» **Quoted text**
# The Rocks at Captain's Quarters?



## Gary Carrier (Oct 11, 2012)

I see posts from time to time about folks fishing the rocks behind Captain's Quarters for sea trout. Could someone talk a little more about that structure? Are they reachable at high tide or just low tide? How large an area is it? I would assume all different kinds of fish assemble in that area. Is that correct? Sea trout is all I've read about folks catching there? Is the area crowded with fishermen and does the resort discourage fishing there?


----------



## SpringmaidKeith (Jun 30, 2013)

Gary, I'll check with a local guy that has fished there many times with good catches. I don't see him much lately, but I'll let you know, K


----------



## Gary Carrier (Oct 11, 2012)

SpringmaidKeith said:


> Gary, I'll check with a local guy that has fished there many times with good catches. I don't see him much lately, but I'll let you know, K


Thanks, Keith! If I get a chance to go pier fishing, I'll be sure it's Springmaid and I'll try to look you up! Won't be there till middle of October.


----------



## RjTheMetalhead (Dec 3, 2011)

BigRig is his Pier and surf name guys. He fishes there a bunch in the fall.

As I type this I'm stuck in a box truck in Knoxville heading to Indiana.


----------



## RjTheMetalhead (Dec 3, 2011)

Also when you stay at captains quarters, play the hell out of the Skeeballs in the arcade.
Some dumbass had to sand, paint, stack them in an elevator and put them together! I wonder who.


----------



## Gary Carrier (Oct 11, 2012)

RjTheMetalhead said:


> Also when you stay at captains quarters, play the hell out of the Skeeballs in the arcade.

» **Required actions**
**a.** In the forum thread, what fish does Gary Carrier say is the only kind he has read about folks catching at the rocks behind Captain's Quarters?
**b.** Copy out the rows word for word, starting with the very first row and going on through the line containing "- menu-label: Urban", with both ends included.

(Stored dataset rows)
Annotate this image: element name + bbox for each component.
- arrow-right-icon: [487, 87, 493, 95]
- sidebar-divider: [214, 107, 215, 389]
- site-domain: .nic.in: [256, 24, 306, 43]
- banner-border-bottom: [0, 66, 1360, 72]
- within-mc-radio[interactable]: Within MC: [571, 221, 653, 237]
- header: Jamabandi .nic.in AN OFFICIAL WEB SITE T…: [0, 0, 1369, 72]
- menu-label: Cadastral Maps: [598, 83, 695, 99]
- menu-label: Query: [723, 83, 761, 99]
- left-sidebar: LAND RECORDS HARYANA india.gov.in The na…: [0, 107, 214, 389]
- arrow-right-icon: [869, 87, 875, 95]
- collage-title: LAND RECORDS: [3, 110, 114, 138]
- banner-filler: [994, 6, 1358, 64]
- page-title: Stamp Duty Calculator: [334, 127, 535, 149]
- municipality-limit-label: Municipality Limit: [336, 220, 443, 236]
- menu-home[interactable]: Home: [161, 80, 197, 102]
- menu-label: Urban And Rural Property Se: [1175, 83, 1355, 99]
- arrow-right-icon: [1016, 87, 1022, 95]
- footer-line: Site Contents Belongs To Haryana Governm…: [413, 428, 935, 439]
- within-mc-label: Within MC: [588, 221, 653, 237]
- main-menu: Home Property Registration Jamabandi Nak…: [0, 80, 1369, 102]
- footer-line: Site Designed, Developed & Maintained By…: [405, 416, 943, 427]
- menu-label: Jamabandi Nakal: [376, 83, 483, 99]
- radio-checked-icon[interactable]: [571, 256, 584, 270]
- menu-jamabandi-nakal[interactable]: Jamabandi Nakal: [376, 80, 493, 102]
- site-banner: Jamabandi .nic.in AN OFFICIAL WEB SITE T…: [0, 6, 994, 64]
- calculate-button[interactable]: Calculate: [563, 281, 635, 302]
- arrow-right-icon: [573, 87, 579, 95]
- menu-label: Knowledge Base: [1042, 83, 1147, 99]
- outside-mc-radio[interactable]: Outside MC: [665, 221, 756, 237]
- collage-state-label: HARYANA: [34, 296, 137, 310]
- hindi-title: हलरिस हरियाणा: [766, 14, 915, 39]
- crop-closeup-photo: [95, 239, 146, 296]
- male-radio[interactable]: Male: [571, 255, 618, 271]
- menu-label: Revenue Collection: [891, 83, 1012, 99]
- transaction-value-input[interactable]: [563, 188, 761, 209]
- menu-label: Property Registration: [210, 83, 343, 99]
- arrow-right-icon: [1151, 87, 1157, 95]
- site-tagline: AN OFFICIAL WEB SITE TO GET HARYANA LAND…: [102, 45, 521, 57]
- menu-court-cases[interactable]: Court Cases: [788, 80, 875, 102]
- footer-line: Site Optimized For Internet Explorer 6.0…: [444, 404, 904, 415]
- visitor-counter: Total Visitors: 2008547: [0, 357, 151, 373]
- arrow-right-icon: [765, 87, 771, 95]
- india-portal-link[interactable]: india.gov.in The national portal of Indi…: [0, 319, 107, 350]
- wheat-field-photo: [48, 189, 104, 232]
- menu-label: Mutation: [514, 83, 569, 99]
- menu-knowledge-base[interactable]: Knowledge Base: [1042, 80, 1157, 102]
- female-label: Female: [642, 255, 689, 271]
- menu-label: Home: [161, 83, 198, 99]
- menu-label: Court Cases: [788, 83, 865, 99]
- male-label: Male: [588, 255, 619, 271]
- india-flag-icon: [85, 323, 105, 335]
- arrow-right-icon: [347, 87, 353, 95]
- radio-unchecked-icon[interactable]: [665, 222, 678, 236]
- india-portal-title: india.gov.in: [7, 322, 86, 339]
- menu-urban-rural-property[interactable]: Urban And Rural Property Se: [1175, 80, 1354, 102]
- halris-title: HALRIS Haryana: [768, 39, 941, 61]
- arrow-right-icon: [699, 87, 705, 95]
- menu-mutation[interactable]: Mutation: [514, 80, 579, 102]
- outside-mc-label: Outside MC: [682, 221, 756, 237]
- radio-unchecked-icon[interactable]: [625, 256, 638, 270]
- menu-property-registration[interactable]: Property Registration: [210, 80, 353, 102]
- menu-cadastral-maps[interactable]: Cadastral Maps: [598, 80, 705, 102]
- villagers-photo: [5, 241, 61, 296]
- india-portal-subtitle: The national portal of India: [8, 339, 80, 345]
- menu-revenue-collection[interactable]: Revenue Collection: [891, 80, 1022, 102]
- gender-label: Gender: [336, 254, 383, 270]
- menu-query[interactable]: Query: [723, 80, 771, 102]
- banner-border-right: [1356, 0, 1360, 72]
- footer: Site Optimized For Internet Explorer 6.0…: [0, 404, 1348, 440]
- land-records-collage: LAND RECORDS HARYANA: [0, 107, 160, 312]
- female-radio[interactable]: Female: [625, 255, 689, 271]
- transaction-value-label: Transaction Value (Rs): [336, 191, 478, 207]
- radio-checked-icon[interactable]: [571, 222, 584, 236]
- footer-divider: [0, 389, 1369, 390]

» **Answers below**
**a.** Sea trout.

**b.**
Annotate this image: element name + bbox for each component.
- arrow-right-icon: [487, 87, 493, 95]
- sidebar-divider: [214, 107, 215, 389]
- site-domain: .nic.in: [256, 24, 306, 43]
- banner-border-bottom: [0, 66, 1360, 72]
- within-mc-radio[interactable]: Within MC: [571, 221, 653, 237]
- header: Jamabandi .nic.in AN OFFICIAL WEB SITE T…: [0, 0, 1369, 72]
- menu-label: Cadastral Maps: [598, 83, 695, 99]
- menu-label: Query: [723, 83, 761, 99]
- left-sidebar: LAND RECORDS HARYANA india.gov.in The na…: [0, 107, 214, 389]
- arrow-right-icon: [869, 87, 875, 95]
- collage-title: LAND RECORDS: [3, 110, 114, 138]
- banner-filler: [994, 6, 1358, 64]
- page-title: Stamp Duty Calculator: [334, 127, 535, 149]
- municipality-limit-label: Municipality Limit: [336, 220, 443, 236]
- menu-home[interactable]: Home: [161, 80, 197, 102]
- menu-label: Urban And Rural Property Se: [1175, 83, 1355, 99]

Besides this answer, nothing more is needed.